[Start of SUPPLIED RECORDS]

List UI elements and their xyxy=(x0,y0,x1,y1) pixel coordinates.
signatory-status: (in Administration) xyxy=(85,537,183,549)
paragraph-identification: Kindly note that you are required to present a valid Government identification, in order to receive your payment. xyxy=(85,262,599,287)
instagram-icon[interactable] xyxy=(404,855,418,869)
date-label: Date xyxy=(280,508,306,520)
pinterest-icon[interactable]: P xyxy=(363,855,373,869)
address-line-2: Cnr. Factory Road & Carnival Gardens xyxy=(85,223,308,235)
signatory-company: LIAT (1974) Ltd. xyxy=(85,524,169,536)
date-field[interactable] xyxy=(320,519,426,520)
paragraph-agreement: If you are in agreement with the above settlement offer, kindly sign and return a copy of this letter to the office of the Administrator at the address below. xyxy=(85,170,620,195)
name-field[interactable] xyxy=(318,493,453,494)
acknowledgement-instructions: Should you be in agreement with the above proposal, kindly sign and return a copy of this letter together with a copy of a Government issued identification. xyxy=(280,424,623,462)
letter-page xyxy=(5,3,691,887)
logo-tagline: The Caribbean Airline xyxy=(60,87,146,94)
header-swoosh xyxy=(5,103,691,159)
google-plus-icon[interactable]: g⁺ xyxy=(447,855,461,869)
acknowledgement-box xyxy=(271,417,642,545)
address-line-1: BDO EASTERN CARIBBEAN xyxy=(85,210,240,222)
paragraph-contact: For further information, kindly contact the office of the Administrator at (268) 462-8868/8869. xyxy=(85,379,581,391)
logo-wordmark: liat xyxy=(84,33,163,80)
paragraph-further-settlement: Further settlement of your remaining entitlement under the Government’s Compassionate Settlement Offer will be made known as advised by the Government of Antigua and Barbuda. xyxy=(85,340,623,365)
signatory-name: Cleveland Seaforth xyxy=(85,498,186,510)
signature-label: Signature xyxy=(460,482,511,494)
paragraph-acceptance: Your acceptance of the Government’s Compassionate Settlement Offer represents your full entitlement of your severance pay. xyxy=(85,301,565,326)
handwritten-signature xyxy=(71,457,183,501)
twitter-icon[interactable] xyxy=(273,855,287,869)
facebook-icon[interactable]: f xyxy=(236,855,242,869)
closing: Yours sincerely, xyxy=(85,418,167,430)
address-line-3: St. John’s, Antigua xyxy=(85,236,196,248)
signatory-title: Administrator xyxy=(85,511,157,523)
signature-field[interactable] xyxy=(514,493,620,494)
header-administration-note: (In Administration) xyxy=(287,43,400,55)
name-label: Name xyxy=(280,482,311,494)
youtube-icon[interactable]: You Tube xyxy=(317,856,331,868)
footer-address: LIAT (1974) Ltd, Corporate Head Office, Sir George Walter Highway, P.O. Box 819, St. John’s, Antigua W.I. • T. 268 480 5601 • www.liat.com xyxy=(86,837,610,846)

[End of SUPPLIED RECORDS]

■ SET EXERCISE ■
Convert every line of the records above into a JSON array of strings, one string per line, omitting any blank lines.

■ RESULT FOR THIS EXERCISE ■
[
  "List UI elements and their xyxy=(x0,y0,x1,y1) pixel coordinates.",
  "signatory-status: (in Administration) xyxy=(85,537,183,549)",
  "paragraph-identification: Kindly note that you are required to present a valid Government identification, in order to receive your payment. xyxy=(85,262,599,287)",
  "instagram-icon[interactable] xyxy=(404,855,418,869)",
  "date-label: Date xyxy=(280,508,306,520)",
  "pinterest-icon[interactable]: P xyxy=(363,855,373,869)",
  "address-line-2: Cnr. Factory Road & Carnival Gardens xyxy=(85,223,308,235)",
  "signatory-company: LIAT (1974) Ltd. xyxy=(85,524,169,536)",
  "date-field[interactable] xyxy=(320,519,426,520)",
  "paragraph-agreement: If you are in agreement with the above settlement offer, kindly sign and return a copy of this letter to the office of the Administrator at the address below. xyxy=(85,170,620,195)",
  "name-field[interactable] xyxy=(318,493,453,494)",
  "acknowledgement-instructions: Should you be in agreement with the above proposal, kindly sign and return a copy of this letter together with a copy of a Government issued identification. xyxy=(280,424,623,462)",
  "letter-page xyxy=(5,3,691,887)",
  "logo-tagline: The Caribbean Airline xyxy=(60,87,146,94)",
  "header-swoosh xyxy=(5,103,691,159)",
  "google-plus-icon[interactable]: g⁺ xyxy=(447,855,461,869)",
  "acknowledgement-box xyxy=(271,417,642,545)",
  "address-line-1: BDO EASTERN CARIBBEAN xyxy=(85,210,240,222)",
  "paragraph-contact: For further information, kindly contact the office of the Administrator at (268) 462-8868/8869. xyxy=(85,379,581,391)",
  "logo-wordmark: liat xyxy=(84,33,163,80)",
  "paragraph-further-settlement: Further settlement of your remaining entitlement under the Government’s Compassionate Settlement Offer will be made known as advised by the Government of Antigua and Barbuda. xyxy=(85,340,623,365)",
  "signatory-name: Cleveland Seaforth xyxy=(85,498,186,510)",
  "signature-label: Signature xyxy=(460,482,511,494)",
  "paragraph-acceptance: Your acceptance of the Government’s Compassionate Settlement Offer represents your full entitlement of your severance pay. xyxy=(85,301,565,326)",
  "handwritten-signature xyxy=(71,457,183,501)",
  "twitter-icon[interactable] xyxy=(273,855,287,869)",
  "facebook-icon[interactable]: f xyxy=(236,855,242,869)",
  "closing: Yours sincerely, xyxy=(85,418,167,430)",
  "address-line-3: St. John’s, Antigua xyxy=(85,236,196,248)",
  "signatory-title: Administrator xyxy=(85,511,157,523)",
  "signature-field[interactable] xyxy=(514,493,620,494)",
  "header-administration-note: (In Administration) xyxy=(287,43,400,55)",
  "name-label: Name xyxy=(280,482,311,494)",
  "youtube-icon[interactable]: You Tube xyxy=(317,856,331,868)",
  "footer-address: LIAT (1974) Ltd, Corporate Head Office, Sir George Walter Highway, P.O. Box 819, St. John’s, Antigua W.I. • T. 268 480 5601 • www.liat.com xyxy=(86,837,610,846)"
]